Problem: Find the lines below that contain the string "University". Copy each one.

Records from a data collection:

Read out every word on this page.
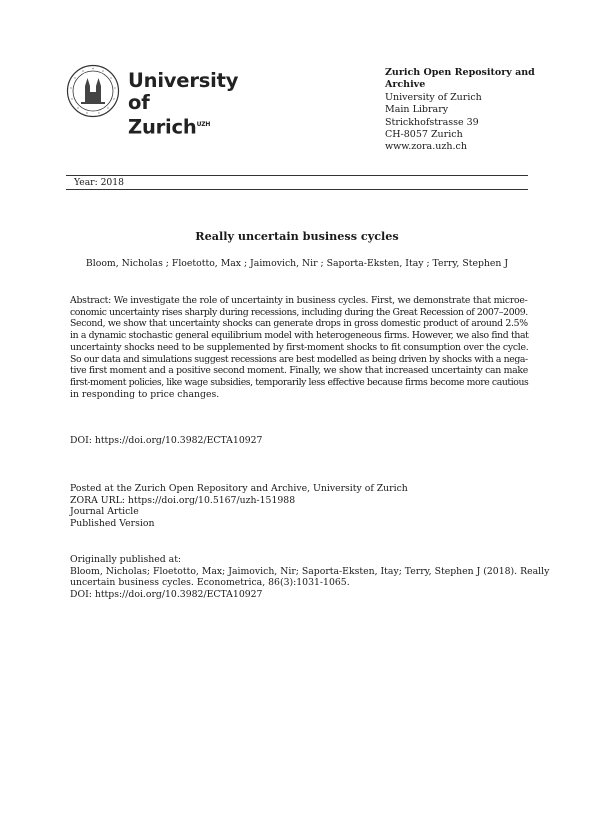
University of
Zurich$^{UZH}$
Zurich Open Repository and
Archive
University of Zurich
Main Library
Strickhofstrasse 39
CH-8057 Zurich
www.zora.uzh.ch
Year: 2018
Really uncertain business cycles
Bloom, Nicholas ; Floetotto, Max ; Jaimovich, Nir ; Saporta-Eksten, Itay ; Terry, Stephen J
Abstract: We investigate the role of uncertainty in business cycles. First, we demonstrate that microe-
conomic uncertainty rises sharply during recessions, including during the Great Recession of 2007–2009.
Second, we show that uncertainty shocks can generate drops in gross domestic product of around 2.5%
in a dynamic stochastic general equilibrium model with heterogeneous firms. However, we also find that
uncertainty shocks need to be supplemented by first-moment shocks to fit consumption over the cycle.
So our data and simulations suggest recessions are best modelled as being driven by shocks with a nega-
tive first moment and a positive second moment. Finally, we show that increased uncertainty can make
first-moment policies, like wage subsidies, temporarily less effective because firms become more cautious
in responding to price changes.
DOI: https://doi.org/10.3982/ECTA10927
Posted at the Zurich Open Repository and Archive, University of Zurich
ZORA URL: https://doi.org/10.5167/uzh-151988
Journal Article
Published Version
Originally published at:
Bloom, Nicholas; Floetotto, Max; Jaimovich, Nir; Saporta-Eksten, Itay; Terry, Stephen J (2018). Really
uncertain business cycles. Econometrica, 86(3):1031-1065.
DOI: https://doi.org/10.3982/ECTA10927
==
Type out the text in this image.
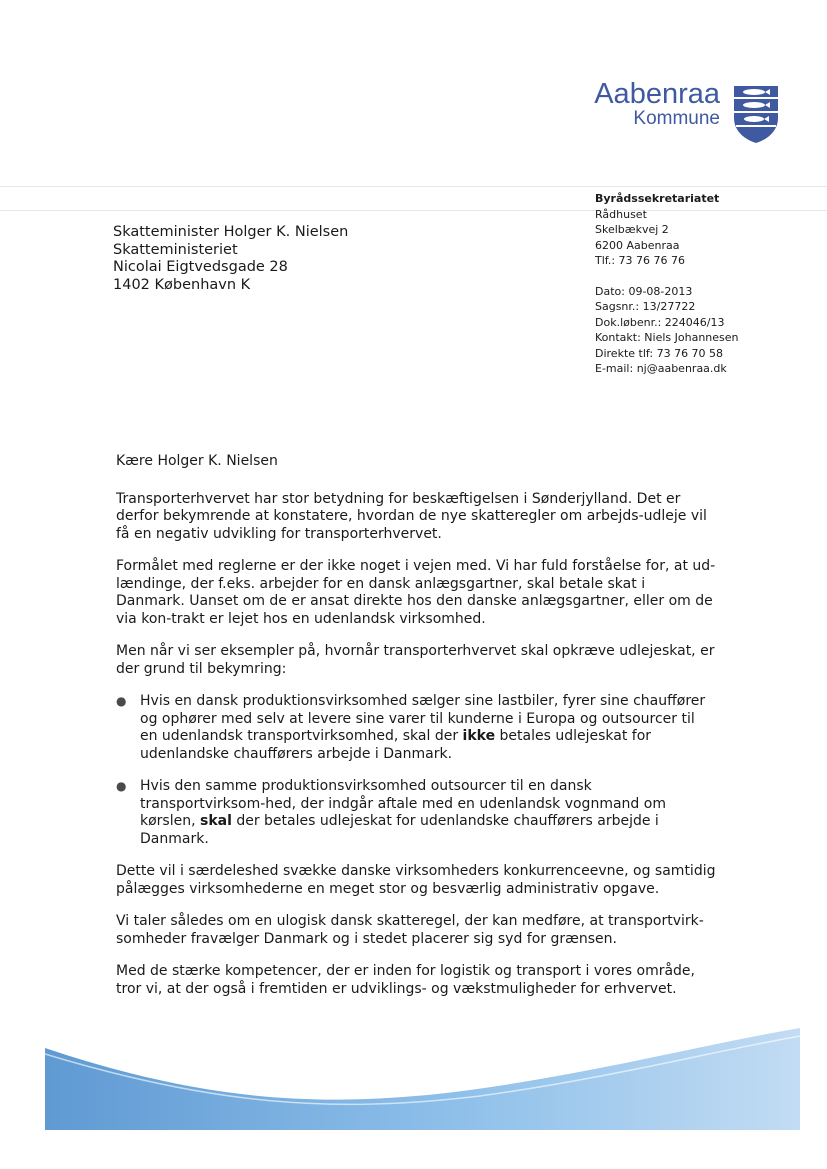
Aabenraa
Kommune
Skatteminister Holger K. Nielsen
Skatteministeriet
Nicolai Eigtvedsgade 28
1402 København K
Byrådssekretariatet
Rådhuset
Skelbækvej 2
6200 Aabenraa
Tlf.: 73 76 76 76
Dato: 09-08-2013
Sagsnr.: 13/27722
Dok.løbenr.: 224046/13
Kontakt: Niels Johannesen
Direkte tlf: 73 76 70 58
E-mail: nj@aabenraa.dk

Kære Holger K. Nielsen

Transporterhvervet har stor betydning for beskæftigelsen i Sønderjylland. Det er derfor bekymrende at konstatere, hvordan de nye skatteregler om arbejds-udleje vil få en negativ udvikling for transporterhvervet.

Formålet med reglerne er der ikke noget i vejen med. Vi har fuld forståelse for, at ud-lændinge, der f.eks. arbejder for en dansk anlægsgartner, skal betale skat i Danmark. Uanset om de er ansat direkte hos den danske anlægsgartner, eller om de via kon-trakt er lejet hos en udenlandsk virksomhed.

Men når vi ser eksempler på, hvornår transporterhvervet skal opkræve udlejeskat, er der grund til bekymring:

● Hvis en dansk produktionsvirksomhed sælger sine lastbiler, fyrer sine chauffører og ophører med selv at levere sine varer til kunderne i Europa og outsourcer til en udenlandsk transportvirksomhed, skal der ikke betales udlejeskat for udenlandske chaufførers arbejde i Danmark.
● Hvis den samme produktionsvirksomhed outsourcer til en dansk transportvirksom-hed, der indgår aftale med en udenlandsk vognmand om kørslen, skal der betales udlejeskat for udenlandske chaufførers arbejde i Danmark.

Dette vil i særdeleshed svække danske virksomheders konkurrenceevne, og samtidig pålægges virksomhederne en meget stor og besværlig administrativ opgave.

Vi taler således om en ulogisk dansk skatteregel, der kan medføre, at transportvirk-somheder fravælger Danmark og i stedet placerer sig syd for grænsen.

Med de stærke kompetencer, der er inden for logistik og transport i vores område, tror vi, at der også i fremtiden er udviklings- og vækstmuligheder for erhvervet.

Exercise result:
University of
University of Zurich
Posted at the Zurich Open Repository and Archive, University of Zurich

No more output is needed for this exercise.